Written request =
Only the number is wanted: count the lines that include the word "CONTORNO".

Available records =

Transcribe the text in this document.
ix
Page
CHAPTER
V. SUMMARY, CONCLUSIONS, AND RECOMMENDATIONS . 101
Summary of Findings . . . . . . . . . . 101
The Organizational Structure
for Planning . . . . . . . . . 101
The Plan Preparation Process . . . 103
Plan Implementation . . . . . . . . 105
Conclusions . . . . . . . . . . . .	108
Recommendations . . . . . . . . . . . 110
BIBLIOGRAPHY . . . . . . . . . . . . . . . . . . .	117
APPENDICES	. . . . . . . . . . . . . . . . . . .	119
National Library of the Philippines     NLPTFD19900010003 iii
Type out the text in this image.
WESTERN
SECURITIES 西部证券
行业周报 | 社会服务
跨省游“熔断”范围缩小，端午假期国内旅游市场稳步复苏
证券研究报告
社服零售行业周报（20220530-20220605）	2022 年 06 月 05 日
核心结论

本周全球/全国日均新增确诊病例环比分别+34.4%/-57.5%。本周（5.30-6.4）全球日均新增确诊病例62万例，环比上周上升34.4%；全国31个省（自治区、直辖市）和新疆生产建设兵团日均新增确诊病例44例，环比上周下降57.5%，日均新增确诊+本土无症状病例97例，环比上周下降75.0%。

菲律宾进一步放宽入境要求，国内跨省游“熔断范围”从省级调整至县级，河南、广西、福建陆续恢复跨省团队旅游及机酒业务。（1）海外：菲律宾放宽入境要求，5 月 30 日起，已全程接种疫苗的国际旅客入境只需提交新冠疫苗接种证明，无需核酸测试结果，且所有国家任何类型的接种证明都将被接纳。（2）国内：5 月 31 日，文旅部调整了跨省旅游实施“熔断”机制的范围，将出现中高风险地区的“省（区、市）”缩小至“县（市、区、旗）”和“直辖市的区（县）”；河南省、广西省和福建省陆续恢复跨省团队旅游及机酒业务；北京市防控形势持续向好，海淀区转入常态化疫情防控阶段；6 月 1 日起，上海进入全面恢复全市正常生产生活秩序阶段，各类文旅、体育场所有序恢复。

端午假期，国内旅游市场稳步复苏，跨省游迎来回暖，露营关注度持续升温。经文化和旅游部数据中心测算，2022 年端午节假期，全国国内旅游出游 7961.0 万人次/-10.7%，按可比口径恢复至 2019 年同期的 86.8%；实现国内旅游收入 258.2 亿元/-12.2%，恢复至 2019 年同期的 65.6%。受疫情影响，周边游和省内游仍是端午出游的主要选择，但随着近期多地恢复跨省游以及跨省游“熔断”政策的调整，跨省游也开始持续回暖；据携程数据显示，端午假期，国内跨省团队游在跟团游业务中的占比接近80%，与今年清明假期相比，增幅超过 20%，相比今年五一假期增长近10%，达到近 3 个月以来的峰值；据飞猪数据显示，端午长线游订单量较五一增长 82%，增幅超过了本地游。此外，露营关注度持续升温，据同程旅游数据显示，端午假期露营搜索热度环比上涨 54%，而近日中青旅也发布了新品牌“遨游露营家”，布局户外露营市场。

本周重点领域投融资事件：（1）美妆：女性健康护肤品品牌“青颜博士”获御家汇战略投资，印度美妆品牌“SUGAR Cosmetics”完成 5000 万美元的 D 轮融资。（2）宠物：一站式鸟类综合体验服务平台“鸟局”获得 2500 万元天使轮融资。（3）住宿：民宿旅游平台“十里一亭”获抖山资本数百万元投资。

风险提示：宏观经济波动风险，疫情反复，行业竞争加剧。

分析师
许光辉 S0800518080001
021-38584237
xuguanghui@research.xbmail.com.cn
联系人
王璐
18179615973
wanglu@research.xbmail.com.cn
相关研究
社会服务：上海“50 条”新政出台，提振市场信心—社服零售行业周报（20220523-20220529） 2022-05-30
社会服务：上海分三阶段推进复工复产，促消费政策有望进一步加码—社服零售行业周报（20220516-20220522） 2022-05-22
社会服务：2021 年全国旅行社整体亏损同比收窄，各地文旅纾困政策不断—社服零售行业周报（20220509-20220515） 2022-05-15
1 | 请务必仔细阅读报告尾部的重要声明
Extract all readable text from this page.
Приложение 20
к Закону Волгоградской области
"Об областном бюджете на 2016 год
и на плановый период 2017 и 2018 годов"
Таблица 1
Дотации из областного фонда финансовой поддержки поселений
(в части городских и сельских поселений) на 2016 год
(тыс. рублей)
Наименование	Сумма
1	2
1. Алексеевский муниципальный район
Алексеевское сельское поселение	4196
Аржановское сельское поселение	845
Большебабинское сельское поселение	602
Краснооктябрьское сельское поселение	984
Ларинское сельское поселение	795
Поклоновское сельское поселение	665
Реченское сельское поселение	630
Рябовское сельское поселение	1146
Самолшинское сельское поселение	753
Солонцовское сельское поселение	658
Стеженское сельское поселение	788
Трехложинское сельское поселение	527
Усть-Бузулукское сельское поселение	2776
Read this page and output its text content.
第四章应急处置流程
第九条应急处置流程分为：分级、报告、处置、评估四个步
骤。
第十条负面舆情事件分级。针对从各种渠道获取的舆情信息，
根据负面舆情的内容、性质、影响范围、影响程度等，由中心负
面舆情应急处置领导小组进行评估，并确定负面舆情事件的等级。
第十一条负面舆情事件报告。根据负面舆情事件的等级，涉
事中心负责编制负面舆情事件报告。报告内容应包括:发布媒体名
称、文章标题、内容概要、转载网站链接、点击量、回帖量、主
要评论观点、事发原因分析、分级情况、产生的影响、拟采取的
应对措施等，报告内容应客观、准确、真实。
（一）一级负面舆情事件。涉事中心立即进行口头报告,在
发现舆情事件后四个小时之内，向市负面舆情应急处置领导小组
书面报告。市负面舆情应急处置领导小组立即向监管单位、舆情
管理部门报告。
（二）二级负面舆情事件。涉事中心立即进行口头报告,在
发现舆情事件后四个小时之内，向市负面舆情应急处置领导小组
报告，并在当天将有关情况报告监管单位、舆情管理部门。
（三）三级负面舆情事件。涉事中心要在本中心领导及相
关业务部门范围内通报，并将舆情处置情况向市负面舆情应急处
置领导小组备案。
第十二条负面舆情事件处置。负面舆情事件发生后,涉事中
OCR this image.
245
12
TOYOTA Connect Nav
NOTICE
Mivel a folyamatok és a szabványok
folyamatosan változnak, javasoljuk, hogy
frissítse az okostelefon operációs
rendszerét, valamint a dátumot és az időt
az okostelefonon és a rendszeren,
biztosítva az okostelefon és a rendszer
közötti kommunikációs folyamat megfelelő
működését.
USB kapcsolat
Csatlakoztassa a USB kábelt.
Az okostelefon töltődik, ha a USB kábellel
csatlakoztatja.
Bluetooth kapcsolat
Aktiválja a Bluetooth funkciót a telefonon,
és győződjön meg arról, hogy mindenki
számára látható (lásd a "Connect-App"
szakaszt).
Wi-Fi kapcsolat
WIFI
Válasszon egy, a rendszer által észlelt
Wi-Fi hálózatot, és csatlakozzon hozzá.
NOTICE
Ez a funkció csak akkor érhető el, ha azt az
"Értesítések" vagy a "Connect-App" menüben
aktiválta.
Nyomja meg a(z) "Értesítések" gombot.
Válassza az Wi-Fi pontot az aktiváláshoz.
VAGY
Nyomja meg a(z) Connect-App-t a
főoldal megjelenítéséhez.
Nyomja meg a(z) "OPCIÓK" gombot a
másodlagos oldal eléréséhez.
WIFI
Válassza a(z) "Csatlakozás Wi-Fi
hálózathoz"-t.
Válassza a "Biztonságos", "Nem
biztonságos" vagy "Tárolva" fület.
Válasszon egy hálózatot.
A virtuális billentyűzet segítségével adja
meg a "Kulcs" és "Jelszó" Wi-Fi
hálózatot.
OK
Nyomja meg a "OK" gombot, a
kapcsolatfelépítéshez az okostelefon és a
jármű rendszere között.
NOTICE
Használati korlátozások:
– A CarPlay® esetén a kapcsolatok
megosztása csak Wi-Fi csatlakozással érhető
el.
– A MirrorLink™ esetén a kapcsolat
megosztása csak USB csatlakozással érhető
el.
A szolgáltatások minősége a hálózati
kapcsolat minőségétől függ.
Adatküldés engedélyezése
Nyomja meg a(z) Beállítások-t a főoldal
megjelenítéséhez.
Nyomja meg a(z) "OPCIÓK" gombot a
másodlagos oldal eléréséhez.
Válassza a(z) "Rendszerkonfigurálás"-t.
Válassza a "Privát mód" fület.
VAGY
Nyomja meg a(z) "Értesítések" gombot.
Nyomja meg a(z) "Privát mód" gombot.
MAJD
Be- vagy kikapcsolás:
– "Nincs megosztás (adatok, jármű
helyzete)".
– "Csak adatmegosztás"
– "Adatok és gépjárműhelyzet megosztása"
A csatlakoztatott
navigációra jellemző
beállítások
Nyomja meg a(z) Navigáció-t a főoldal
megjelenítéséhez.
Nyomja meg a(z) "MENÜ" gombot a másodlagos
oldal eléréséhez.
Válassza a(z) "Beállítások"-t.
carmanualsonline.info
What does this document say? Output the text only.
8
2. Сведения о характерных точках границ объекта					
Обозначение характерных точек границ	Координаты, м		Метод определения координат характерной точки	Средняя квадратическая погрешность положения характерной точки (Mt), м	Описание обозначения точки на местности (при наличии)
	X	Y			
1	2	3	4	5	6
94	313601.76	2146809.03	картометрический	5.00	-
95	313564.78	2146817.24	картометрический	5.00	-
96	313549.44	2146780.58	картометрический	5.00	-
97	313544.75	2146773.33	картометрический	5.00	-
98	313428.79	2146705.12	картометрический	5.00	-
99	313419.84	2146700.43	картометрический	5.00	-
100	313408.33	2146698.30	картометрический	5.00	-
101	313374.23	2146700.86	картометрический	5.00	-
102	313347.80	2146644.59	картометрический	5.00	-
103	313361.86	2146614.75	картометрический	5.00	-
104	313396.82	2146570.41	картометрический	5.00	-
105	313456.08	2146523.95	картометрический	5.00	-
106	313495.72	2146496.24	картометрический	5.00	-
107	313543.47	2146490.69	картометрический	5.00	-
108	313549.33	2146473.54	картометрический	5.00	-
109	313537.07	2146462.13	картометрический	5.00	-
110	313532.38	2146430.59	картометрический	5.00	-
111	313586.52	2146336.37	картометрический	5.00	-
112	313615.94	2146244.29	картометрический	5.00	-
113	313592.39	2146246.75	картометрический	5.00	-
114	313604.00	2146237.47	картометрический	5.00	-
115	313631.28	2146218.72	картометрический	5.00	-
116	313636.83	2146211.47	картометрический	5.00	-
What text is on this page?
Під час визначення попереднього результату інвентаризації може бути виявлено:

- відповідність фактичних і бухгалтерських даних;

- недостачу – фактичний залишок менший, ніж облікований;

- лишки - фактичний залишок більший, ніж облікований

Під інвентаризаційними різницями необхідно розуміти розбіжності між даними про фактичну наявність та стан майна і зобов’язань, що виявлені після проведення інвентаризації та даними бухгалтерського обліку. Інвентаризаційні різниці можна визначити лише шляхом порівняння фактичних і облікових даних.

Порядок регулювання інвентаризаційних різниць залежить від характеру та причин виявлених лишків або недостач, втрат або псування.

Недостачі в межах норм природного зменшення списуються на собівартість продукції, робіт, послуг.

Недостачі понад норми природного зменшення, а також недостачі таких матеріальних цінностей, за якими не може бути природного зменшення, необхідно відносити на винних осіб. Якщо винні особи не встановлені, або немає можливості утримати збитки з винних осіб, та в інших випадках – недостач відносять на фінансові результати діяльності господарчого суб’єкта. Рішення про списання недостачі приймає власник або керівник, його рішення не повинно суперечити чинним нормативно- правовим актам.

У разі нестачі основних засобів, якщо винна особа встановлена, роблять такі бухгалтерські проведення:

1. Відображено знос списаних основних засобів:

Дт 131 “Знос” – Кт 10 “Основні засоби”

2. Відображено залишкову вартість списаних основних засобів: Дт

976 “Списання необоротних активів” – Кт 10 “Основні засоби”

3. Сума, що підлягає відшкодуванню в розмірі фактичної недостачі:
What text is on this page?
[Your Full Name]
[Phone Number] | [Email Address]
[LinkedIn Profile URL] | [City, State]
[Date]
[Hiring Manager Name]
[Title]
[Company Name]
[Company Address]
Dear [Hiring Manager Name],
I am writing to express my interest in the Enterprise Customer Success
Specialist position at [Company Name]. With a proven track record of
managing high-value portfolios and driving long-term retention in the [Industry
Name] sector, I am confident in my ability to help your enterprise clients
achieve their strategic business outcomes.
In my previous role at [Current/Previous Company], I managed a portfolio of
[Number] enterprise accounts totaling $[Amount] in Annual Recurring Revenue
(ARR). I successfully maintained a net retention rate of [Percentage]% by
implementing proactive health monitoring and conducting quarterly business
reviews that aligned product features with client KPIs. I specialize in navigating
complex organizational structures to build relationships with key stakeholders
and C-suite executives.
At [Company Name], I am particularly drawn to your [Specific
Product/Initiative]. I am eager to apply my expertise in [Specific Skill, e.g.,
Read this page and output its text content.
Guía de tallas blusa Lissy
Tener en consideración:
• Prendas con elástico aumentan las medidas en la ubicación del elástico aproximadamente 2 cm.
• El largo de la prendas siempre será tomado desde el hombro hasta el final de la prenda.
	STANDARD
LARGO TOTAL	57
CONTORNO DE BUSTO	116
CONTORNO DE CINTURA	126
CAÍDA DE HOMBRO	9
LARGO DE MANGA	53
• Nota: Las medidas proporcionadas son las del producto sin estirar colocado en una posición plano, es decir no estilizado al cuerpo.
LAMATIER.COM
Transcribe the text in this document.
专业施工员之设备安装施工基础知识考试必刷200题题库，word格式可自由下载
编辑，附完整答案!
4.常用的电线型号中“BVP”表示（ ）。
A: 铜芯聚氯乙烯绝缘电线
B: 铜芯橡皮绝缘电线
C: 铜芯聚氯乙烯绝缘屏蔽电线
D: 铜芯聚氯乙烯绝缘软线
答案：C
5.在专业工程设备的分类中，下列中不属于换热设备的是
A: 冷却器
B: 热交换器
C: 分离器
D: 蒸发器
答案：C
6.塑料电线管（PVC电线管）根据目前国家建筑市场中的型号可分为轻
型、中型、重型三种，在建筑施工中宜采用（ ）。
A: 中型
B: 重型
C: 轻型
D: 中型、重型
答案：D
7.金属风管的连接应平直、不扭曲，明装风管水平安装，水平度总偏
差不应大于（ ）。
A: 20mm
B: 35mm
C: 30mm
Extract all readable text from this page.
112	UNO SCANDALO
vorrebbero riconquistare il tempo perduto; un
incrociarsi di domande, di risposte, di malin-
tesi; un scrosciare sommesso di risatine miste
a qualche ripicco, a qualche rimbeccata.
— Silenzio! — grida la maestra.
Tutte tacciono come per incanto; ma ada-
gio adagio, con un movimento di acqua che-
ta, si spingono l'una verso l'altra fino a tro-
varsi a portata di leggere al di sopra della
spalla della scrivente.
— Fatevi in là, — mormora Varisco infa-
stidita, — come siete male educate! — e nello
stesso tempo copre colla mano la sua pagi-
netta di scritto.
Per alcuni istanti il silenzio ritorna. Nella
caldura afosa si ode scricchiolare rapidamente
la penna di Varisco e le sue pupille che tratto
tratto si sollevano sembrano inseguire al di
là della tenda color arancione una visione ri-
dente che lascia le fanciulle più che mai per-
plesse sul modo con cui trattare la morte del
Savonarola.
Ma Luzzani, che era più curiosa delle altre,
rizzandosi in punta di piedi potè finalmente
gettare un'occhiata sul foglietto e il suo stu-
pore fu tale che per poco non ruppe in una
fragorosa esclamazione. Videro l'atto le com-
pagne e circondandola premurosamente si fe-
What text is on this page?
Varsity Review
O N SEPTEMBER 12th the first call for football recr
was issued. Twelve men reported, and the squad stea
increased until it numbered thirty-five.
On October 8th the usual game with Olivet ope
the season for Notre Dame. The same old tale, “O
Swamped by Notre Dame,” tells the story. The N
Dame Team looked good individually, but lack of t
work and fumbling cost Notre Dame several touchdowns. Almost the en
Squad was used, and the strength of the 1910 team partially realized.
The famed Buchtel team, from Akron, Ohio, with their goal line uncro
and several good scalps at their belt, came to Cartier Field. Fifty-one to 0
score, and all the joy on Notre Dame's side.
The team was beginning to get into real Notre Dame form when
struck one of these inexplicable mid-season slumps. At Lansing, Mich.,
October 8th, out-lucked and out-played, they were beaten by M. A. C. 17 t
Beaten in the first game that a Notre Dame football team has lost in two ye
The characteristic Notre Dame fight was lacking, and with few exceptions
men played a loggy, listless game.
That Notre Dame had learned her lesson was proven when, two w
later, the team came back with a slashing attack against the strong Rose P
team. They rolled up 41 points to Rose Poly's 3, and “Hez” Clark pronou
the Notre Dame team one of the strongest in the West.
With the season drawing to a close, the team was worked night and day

Task response =
2